#### [STATED TASK]
Write out the full listing again, exactly as it stands.

(Extracted data entries)

──────

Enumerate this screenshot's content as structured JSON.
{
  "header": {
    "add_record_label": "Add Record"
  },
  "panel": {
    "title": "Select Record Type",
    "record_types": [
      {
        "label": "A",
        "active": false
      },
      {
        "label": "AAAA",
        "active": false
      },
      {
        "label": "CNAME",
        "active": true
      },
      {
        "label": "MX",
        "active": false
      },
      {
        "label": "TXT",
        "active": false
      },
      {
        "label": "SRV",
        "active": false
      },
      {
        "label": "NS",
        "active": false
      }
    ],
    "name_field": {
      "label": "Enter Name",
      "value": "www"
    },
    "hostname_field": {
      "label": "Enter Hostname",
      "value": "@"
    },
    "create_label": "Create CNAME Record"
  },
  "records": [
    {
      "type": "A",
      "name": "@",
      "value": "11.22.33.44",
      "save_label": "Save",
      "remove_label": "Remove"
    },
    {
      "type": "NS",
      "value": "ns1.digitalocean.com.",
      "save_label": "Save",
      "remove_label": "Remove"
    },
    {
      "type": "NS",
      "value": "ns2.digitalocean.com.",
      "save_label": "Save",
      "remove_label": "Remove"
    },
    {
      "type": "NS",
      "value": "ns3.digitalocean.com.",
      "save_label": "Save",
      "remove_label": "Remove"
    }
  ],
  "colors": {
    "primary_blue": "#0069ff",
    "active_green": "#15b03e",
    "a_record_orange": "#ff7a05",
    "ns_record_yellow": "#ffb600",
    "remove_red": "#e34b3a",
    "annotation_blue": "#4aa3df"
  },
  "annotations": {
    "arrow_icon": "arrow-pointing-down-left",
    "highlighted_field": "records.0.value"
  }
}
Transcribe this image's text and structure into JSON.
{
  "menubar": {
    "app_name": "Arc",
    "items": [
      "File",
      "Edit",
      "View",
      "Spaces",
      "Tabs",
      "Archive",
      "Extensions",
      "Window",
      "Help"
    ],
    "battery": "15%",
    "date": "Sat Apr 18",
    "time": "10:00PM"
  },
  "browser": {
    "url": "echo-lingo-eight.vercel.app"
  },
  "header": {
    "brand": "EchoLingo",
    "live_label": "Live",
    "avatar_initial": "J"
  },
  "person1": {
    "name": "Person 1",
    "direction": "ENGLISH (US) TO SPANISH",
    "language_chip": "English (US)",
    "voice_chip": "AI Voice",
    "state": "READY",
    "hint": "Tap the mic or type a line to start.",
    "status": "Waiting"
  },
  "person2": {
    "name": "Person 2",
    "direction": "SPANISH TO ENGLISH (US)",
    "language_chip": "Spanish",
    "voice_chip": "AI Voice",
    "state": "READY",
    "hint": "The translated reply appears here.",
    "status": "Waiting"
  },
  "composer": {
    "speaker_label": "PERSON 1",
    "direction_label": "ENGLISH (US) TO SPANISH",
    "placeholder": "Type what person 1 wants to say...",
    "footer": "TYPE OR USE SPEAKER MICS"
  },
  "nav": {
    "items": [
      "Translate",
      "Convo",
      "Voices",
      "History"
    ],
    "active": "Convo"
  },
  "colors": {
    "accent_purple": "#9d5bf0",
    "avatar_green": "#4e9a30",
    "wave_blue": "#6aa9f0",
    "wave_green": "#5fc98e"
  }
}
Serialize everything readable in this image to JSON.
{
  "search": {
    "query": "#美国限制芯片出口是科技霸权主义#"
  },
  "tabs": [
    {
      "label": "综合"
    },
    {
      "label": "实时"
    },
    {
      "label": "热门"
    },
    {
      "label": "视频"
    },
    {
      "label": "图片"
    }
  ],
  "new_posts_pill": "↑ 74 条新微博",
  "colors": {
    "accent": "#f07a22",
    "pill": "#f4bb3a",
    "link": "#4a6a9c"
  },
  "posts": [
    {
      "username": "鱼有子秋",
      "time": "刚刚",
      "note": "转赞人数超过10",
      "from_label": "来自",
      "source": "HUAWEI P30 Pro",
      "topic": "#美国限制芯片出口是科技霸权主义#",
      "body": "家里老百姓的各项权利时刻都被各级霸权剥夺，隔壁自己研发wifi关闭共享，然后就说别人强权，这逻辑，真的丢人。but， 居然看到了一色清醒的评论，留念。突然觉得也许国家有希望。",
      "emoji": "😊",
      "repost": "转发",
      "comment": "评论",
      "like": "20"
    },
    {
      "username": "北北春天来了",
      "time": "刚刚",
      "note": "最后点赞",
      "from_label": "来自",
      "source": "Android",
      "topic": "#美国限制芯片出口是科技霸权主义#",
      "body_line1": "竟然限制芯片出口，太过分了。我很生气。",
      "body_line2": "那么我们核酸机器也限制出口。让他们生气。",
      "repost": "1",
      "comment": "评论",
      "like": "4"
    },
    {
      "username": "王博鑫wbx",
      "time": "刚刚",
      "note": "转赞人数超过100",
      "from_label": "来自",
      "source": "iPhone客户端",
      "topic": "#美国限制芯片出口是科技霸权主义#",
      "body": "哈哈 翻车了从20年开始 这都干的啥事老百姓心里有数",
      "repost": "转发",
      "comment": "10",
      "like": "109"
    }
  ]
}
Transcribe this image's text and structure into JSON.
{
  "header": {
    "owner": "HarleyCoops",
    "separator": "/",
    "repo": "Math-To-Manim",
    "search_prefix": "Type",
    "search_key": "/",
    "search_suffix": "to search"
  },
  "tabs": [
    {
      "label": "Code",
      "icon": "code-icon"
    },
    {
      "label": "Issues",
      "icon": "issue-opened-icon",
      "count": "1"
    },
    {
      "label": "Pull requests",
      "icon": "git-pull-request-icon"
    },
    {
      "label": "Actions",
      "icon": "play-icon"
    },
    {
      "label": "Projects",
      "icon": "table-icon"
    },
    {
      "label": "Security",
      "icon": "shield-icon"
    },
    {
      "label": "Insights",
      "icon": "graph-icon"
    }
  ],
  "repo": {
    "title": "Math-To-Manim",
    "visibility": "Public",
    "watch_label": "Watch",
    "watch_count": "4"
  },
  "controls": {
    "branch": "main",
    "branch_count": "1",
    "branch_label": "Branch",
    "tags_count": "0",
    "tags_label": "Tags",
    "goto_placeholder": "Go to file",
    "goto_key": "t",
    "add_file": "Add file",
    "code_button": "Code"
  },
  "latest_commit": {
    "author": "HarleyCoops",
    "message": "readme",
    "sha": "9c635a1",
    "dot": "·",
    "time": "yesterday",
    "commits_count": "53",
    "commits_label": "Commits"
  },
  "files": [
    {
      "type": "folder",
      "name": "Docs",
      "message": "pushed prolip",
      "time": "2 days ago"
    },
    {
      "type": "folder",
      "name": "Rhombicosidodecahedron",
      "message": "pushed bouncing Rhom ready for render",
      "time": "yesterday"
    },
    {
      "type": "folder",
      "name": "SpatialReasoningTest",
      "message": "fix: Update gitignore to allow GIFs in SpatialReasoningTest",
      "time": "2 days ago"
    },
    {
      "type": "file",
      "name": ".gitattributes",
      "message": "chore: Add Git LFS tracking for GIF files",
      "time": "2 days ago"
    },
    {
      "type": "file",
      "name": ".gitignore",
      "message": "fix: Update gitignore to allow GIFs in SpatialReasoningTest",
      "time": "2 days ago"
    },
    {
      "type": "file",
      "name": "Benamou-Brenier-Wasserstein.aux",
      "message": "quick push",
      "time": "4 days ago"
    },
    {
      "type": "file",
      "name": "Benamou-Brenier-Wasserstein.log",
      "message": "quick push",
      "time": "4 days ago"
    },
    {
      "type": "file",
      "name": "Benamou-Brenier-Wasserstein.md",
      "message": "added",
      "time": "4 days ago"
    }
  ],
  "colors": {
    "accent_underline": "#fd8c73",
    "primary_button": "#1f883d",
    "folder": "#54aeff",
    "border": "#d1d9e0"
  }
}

──────

#### [OUTPUT FOR THIS EXERCISE]
Enumerate this screenshot's content as structured JSON.
{
  "header": {
    "add_record_label": "Add Record"
  },
  "panel": {
    "title": "Select Record Type",
    "record_types": [
      {
        "label": "A",
        "active": false
      },
      {
        "label": "AAAA",
        "active": false
      },
      {
        "label": "CNAME",
        "active": true
      },
      {
        "label": "MX",
        "active": false
      },
      {
        "label": "TXT",
        "active": false
      },
      {
        "label": "SRV",
        "active": false
      },
      {
        "label": "NS",
        "active": false
      }
    ],
    "name_field": {
      "label": "Enter Name",
      "value": "www"
    },
    "hostname_field": {
      "label": "Enter Hostname",
      "value": "@"
    },
    "create_label": "Create CNAME Record"
  },
  "records": [
    {
      "type": "A",
      "name": "@",
      "value": "11.22.33.44",
      "save_label": "Save",
      "remove_label": "Remove"
    },
    {
      "type": "NS",
      "value": "ns1.digitalocean.com.",
      "save_label": "Save",
      "remove_label": "Remove"
    },
    {
      "type": "NS",
      "value": "ns2.digitalocean.com.",
      "save_label": "Save",
      "remove_label": "Remove"
    },
    {
      "type": "NS",
      "value": "ns3.digitalocean.com.",
      "save_label": "Save",
      "remove_label": "Remove"
    }
  ],
  "colors": {
    "primary_blue": "#0069ff",
    "active_green": "#15b03e",
    "a_record_orange": "#ff7a05",
    "ns_record_yellow": "#ffb600",
    "remove_red": "#e34b3a",
    "annotation_blue": "#4aa3df"
  },
  "annotations": {
    "arrow_icon": "arrow-pointing-down-left",
    "highlighted_field": "records.0.value"
  }
}
Transcribe this image's text and structure into JSON.
{
  "menubar": {
    "app_name": "Arc",
    "items": [
      "File",
      "Edit",
      "View",
      "Spaces",
      "Tabs",
      "Archive",
      "Extensions",
      "Window",
      "Help"
    ],
    "battery": "15%",
    "date": "Sat Apr 18",
    "time": "10:00PM"
  },
  "browser": {
    "url": "echo-lingo-eight.vercel.app"
  },
  "header": {
    "brand": "EchoLingo",
    "live_label": "Live",
    "avatar_initial": "J"
  },
  "person1": {
    "name": "Person 1",
    "direction": "ENGLISH (US) TO SPANISH",
    "language_chip": "English (US)",
    "voice_chip": "AI Voice",
    "state": "READY",
    "hint": "Tap the mic or type a line to start.",
    "status": "Waiting"
  },
  "person2": {
    "name": "Person 2",
    "direction": "SPANISH TO ENGLISH (US)",
    "language_chip": "Spanish",
    "voice_chip": "AI Voice",
    "state": "READY",
    "hint": "The translated reply appears here.",
    "status": "Waiting"
  },
  "composer": {
    "speaker_label": "PERSON 1",
    "direction_label": "ENGLISH (US) TO SPANISH",
    "placeholder": "Type what person 1 wants to say...",
    "footer": "TYPE OR USE SPEAKER MICS"
  },
  "nav": {
    "items": [
      "Translate",
      "Convo",
      "Voices",
      "History"
    ],
    "active": "Convo"
  },
  "colors": {
    "accent_purple": "#9d5bf0",
    "avatar_green": "#4e9a30",
    "wave_blue": "#6aa9f0",
    "wave_green": "#5fc98e"
  }
}
Serialize everything readable in this image to JSON.
{
  "search": {
    "query": "#美国限制芯片出口是科技霸权主义#"
  },
  "tabs": [
    {
      "label": "综合"
    },
    {
      "label": "实时"
    },
    {
      "label": "热门"
    },
    {
      "label": "视频"
    },
    {
      "label": "图片"
    }
  ],
  "new_posts_pill": "↑ 74 条新微博",
  "colors": {
    "accent": "#f07a22",
    "pill": "#f4bb3a",
    "link": "#4a6a9c"
  },
  "posts": [
    {
      "username": "鱼有子秋",
      "time": "刚刚",
      "note": "转赞人数超过10",
      "from_label": "来自",
      "source": "HUAWEI P30 Pro",
      "topic": "#美国限制芯片出口是科技霸权主义#",
      "body": "家里老百姓的各项权利时刻都被各级霸权剥夺，隔壁自己研发wifi关闭共享，然后就说别人强权，这逻辑，真的丢人。but， 居然看到了一色清醒的评论，留念。突然觉得也许国家有希望。",
      "emoji": "😊",
      "repost": "转发",
      "comment": "评论",
      "like": "20"
    },
    {
      "username": "北北春天来了",
      "time": "刚刚",
      "note": "最后点赞",
      "from_label": "来自",
      "source": "Android",
      "topic": "#美国限制芯片出口是科技霸权主义#",
      "body_line1": "竟然限制芯片出口，太过分了。我很生气。",
      "body_line2": "那么我们核酸机器也限制出口。让他们生气。",
      "repost": "1",
      "comment": "评论",
      "like": "4"
    },
    {
      "username": "王博鑫wbx",
      "time": "刚刚",
      "note": "转赞人数超过100",
      "from_label": "来自",
      "source": "iPhone客户端",
      "topic": "#美国限制芯片出口是科技霸权主义#",
      "body": "哈哈 翻车了从20年开始 这都干的啥事老百姓心里有数",
      "repost": "转发",
      "comment": "10",
      "like": "109"
    }
  ]
}
Transcribe this image's text and structure into JSON.
{
  "header": {
    "owner": "HarleyCoops",
    "separator": "/",
    "repo": "Math-To-Manim",
    "search_prefix": "Type",
    "search_key": "/",
    "search_suffix": "to search"
  },
  "tabs": [
    {
      "label": "Code",
      "icon": "code-icon"
    },
    {
      "label": "Issues",
      "icon": "issue-opened-icon",
      "count": "1"
    },
    {
      "label": "Pull requests",
      "icon": "git-pull-request-icon"
    },
    {
      "label": "Actions",
      "icon": "play-icon"
    },
    {
      "label": "Projects",
      "icon": "table-icon"
    },
    {
      "label": "Security",
      "icon": "shield-icon"
    },
    {
      "label": "Insights",
      "icon": "graph-icon"
    }
  ],
  "repo": {
    "title": "Math-To-Manim",
    "visibility": "Public",
    "watch_label": "Watch",
    "watch_count": "4"
  },
  "controls": {
    "branch": "main",
    "branch_count": "1",
    "branch_label": "Branch",
    "tags_count": "0",
    "tags_label": "Tags",
    "goto_placeholder": "Go to file",
    "goto_key": "t",
    "add_file": "Add file",
    "code_button": "Code"
  },
  "latest_commit": {
    "author": "HarleyCoops",
    "message": "readme",
    "sha": "9c635a1",
    "dot": "·",
    "time": "yesterday",
    "commits_count": "53",
    "commits_label": "Commits"
  },
  "files": [
    {
      "type": "folder",
      "name": "Docs",
      "message": "pushed prolip",
      "time": "2 days ago"
    },
    {
      "type": "folder",
      "name": "Rhombicosidodecahedron",
      "message": "pushed bouncing Rhom ready for render",
      "time": "yesterday"
    },
    {
      "type": "folder",
      "name": "SpatialReasoningTest",
      "message": "fix: Update gitignore to allow GIFs in SpatialReasoningTest",
      "time": "2 days ago"
    },
    {
      "type": "file",
      "name": ".gitattributes",
      "message": "chore: Add Git LFS tracking for GIF files",
      "time": "2 days ago"
    },
    {
      "type": "file",
      "name": ".gitignore",
      "message": "fix: Update gitignore to allow GIFs in SpatialReasoningTest",
      "time": "2 days ago"
    },
    {
      "type": "file",
      "name": "Benamou-Brenier-Wasserstein.aux",
      "message": "quick push",
      "time": "4 days ago"
    },
    {
      "type": "file",
      "name": "Benamou-Brenier-Wasserstein.log",
      "message": "quick push",
      "time": "4 days ago"
    },
    {
      "type": "file",
      "name": "Benamou-Brenier-Wasserstein.md",
      "message": "added",
      "time": "4 days ago"
    }
  ],
  "colors": {
    "accent_underline": "#fd8c73",
    "primary_button": "#1f883d",
    "folder": "#54aeff",
    "border": "#d1d9e0"
  }
}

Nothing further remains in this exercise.